Give only the number of lines that include the string "text".

Start of INFORMATION SHOWN

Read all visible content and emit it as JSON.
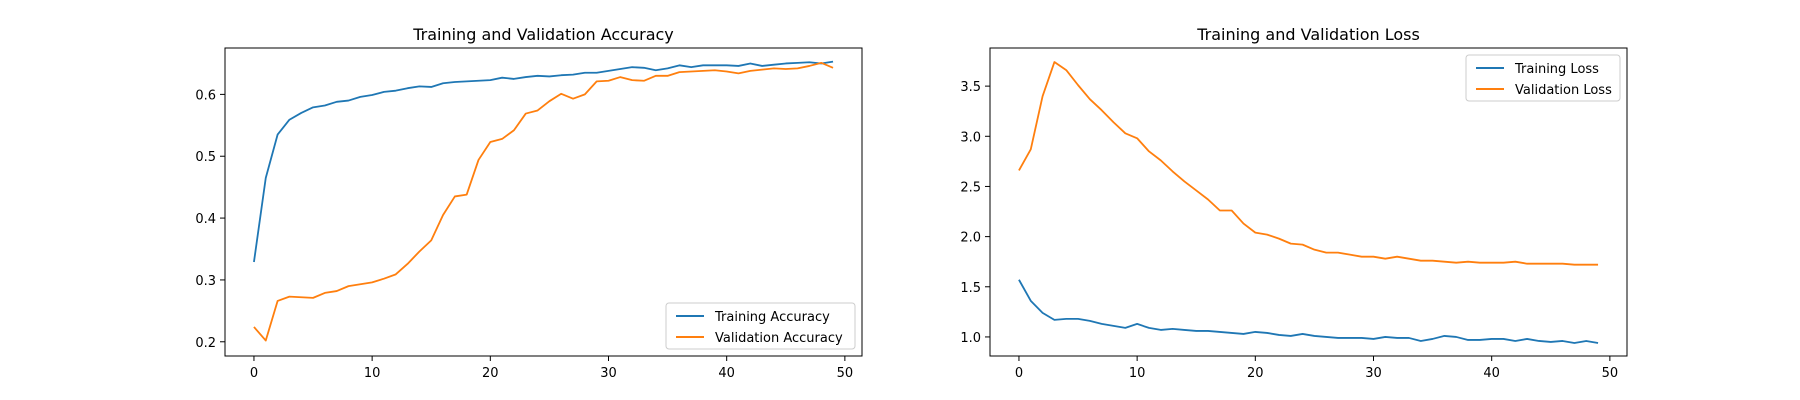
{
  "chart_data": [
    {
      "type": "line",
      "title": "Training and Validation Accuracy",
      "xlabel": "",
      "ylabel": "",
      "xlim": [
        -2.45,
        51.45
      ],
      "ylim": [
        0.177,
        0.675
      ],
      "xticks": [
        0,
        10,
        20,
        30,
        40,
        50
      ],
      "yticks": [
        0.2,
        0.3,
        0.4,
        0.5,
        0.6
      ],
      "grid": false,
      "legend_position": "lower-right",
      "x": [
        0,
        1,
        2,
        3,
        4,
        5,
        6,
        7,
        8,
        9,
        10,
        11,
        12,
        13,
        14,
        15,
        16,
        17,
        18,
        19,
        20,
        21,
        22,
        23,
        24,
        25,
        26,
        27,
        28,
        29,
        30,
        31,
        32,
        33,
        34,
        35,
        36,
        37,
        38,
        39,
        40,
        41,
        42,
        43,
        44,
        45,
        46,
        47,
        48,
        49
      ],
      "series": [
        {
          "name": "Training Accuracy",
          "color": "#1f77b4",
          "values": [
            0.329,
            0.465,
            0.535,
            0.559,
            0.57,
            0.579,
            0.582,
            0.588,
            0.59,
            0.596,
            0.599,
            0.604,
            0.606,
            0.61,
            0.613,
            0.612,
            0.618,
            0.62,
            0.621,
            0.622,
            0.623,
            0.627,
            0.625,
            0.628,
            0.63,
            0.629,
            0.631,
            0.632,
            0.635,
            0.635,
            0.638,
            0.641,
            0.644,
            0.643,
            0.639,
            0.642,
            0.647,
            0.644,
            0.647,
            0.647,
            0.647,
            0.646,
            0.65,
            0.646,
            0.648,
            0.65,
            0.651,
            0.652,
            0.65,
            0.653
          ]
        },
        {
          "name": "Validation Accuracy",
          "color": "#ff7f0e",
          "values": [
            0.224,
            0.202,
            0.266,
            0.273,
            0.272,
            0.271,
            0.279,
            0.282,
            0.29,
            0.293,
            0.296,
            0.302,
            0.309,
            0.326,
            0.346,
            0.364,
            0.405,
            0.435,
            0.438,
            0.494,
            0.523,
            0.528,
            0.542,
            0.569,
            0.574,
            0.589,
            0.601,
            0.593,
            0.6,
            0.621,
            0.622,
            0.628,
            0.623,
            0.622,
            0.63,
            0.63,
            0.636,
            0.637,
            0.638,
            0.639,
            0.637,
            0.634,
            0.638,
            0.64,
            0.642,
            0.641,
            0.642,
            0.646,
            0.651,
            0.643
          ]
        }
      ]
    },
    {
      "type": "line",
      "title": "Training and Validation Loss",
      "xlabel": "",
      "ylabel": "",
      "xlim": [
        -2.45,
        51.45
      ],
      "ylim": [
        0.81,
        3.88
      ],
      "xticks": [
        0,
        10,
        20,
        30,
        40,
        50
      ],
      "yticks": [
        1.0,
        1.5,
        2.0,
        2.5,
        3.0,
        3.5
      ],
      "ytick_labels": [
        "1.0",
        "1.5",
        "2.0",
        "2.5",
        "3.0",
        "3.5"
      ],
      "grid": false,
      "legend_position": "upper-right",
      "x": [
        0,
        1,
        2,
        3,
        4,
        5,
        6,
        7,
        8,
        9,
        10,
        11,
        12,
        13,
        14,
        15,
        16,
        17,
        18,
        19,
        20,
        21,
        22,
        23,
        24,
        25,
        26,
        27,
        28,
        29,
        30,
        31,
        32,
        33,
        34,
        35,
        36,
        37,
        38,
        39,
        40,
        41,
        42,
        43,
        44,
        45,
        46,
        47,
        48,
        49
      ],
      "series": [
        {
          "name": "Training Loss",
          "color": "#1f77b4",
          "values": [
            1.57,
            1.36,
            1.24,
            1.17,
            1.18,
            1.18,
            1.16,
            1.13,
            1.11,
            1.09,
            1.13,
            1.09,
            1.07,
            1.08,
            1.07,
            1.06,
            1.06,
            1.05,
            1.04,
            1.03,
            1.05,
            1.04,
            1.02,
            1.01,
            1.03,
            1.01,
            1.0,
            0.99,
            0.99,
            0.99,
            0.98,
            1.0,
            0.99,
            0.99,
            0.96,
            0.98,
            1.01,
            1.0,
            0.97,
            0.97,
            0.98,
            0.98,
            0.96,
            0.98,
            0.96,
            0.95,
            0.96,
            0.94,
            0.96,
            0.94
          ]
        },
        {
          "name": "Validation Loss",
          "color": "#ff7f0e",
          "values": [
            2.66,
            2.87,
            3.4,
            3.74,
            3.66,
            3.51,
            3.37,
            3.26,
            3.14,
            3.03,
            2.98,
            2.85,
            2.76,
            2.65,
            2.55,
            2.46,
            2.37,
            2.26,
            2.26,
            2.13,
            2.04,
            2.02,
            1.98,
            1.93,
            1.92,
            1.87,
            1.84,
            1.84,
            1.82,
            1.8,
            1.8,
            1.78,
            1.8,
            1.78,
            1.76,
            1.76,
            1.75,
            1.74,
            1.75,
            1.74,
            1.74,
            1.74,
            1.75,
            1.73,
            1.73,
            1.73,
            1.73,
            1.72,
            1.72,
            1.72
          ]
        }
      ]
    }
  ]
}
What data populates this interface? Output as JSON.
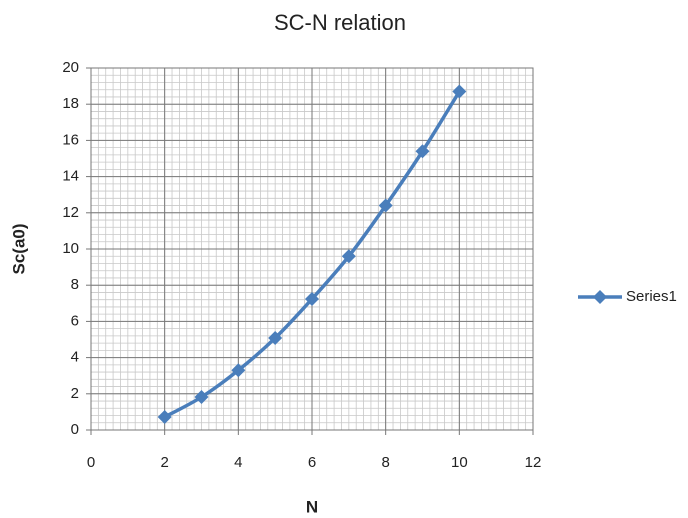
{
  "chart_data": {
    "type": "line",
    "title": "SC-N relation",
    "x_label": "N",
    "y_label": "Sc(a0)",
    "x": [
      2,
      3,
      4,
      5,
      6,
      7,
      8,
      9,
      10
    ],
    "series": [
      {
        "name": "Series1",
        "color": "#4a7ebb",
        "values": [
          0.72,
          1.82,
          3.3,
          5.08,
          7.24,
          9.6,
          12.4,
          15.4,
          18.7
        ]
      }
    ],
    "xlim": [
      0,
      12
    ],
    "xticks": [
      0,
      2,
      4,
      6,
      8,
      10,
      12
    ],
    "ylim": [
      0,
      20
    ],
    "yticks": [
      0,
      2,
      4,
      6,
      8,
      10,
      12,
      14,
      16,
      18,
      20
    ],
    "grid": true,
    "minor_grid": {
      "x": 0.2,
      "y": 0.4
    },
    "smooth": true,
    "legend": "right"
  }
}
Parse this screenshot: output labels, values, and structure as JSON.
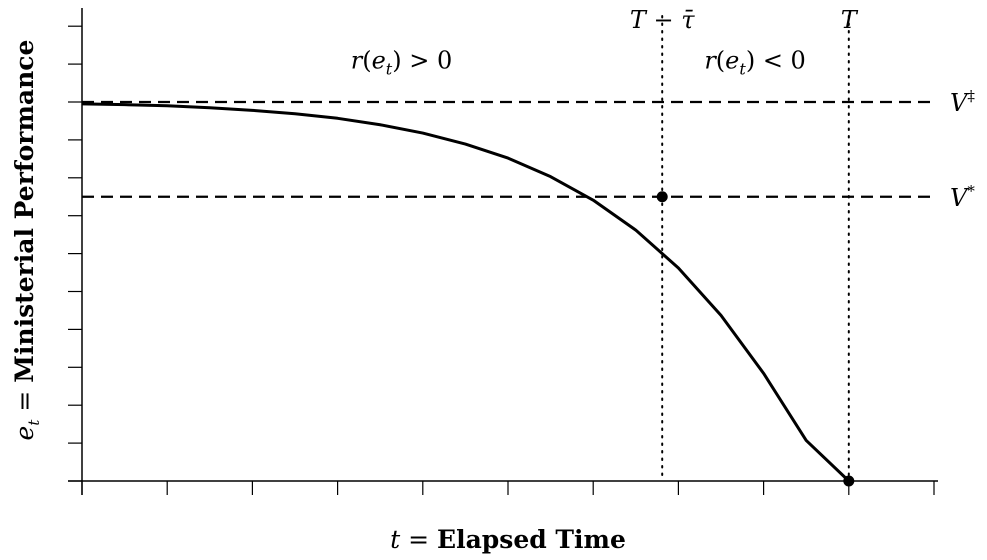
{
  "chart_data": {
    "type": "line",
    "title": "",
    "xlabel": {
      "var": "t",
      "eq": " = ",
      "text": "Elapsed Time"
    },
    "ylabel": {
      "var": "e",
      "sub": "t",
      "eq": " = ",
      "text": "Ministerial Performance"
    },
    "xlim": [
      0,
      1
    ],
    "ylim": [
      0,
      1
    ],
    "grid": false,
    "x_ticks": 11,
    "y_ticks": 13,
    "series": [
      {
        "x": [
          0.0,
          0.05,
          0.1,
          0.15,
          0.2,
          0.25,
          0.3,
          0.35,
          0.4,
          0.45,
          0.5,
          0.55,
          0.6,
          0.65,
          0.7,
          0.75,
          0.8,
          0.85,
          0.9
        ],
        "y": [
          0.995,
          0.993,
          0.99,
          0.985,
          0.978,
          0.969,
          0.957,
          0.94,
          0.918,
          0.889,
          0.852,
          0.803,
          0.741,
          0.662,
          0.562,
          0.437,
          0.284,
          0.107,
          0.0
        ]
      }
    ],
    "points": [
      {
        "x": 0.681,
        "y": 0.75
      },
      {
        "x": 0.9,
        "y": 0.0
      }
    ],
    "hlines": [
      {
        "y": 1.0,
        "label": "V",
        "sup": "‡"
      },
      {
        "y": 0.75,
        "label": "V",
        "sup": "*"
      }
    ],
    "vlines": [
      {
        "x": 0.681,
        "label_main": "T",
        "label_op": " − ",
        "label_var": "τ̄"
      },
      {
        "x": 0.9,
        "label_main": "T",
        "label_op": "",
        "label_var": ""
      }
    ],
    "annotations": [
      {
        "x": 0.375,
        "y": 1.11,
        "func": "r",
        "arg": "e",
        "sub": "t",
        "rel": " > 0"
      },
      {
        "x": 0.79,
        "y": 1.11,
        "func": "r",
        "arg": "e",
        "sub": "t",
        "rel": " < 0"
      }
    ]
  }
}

End of INFORMATION SHOWN

--- OUTPUT BELOW ---
2